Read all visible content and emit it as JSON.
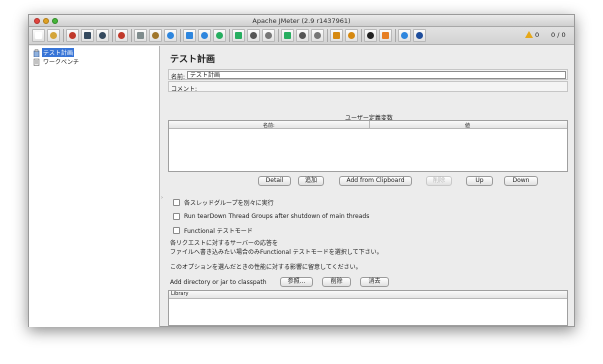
{
  "window": {
    "title": "Apache JMeter (2.9 r1437961)"
  },
  "toolbar": {
    "buttons": [
      {
        "icon": "new-icon",
        "color": "#ffffff"
      },
      {
        "icon": "templates-icon",
        "color": "#d4a53a"
      },
      {
        "icon": "open-icon",
        "color": "#c0392b"
      },
      {
        "icon": "save-icon",
        "color": "#34495e"
      },
      {
        "icon": "save-as-icon",
        "color": "#34495e"
      },
      {
        "icon": "cut-icon",
        "color": "#c0392b"
      },
      {
        "icon": "copy-icon",
        "color": "#7f8c8d"
      },
      {
        "icon": "paste-icon",
        "color": "#a0762b"
      },
      {
        "icon": "expand-icon",
        "color": "#2e86de"
      },
      {
        "icon": "collapse-icon",
        "color": "#2e86de"
      },
      {
        "icon": "toggle-icon",
        "color": "#2e86de"
      },
      {
        "icon": "start-icon",
        "color": "#27ae60"
      },
      {
        "icon": "start-no-pause-icon",
        "color": "#27ae60"
      },
      {
        "icon": "stop-icon",
        "color": "#555555"
      },
      {
        "icon": "shutdown-icon",
        "color": "#777777"
      },
      {
        "icon": "remote-start-icon",
        "color": "#27ae60"
      },
      {
        "icon": "remote-stop-icon",
        "color": "#555555"
      },
      {
        "icon": "remote-shutdown-icon",
        "color": "#777777"
      },
      {
        "icon": "clear-icon",
        "color": "#d68910"
      },
      {
        "icon": "clear-all-icon",
        "color": "#d68910"
      },
      {
        "icon": "search-icon",
        "color": "#222222"
      },
      {
        "icon": "reset-search-icon",
        "color": "#e67e22"
      },
      {
        "icon": "function-helper-icon",
        "color": "#2e86de"
      },
      {
        "icon": "help-icon",
        "color": "#1f4e9c"
      }
    ],
    "warning_count": "0",
    "thread_count": "0 / 0"
  },
  "tree": {
    "items": [
      {
        "label": "テスト計画",
        "icon": "test-plan-icon",
        "selected": true
      },
      {
        "label": "ワークベンチ",
        "icon": "workbench-icon",
        "selected": false
      }
    ]
  },
  "panel": {
    "title": "テスト計画",
    "name_label": "名前:",
    "name_value": "テスト計画",
    "comment_label": "コメント:",
    "user_vars_title": "ユーザー定義変数",
    "table_headers": [
      "名前:",
      "値"
    ],
    "buttons": {
      "detail": "Detail",
      "add": "追加",
      "add_clipboard": "Add from Clipboard",
      "delete": "削除",
      "up": "Up",
      "down": "Down"
    },
    "checks": [
      "各スレッドグループを別々に実行",
      "Run tearDown Thread Groups after shutdown of main threads",
      "Functional テストモード"
    ],
    "desc_line1": "各リクエストに対するサーバーの応答を",
    "desc_line2": "ファイルへ書き込みたい場合のみFunctional テストモードを選択して下さい。",
    "desc_line3": "このオプションを選んだときの性能に対する影響に留意してください。",
    "classpath_label": "Add directory or jar to classpath",
    "classpath_buttons": {
      "browse": "参照...",
      "delete": "削除",
      "clear": "消去"
    },
    "library_header": "Library"
  }
}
........
Written exercise — Copy every line of the records above that contains "shutdown".

Response —
        "icon": "shutdown-icon",
        "icon": "remote-shutdown-icon",
      "Run tearDown Thread Groups after shutdown of main threads",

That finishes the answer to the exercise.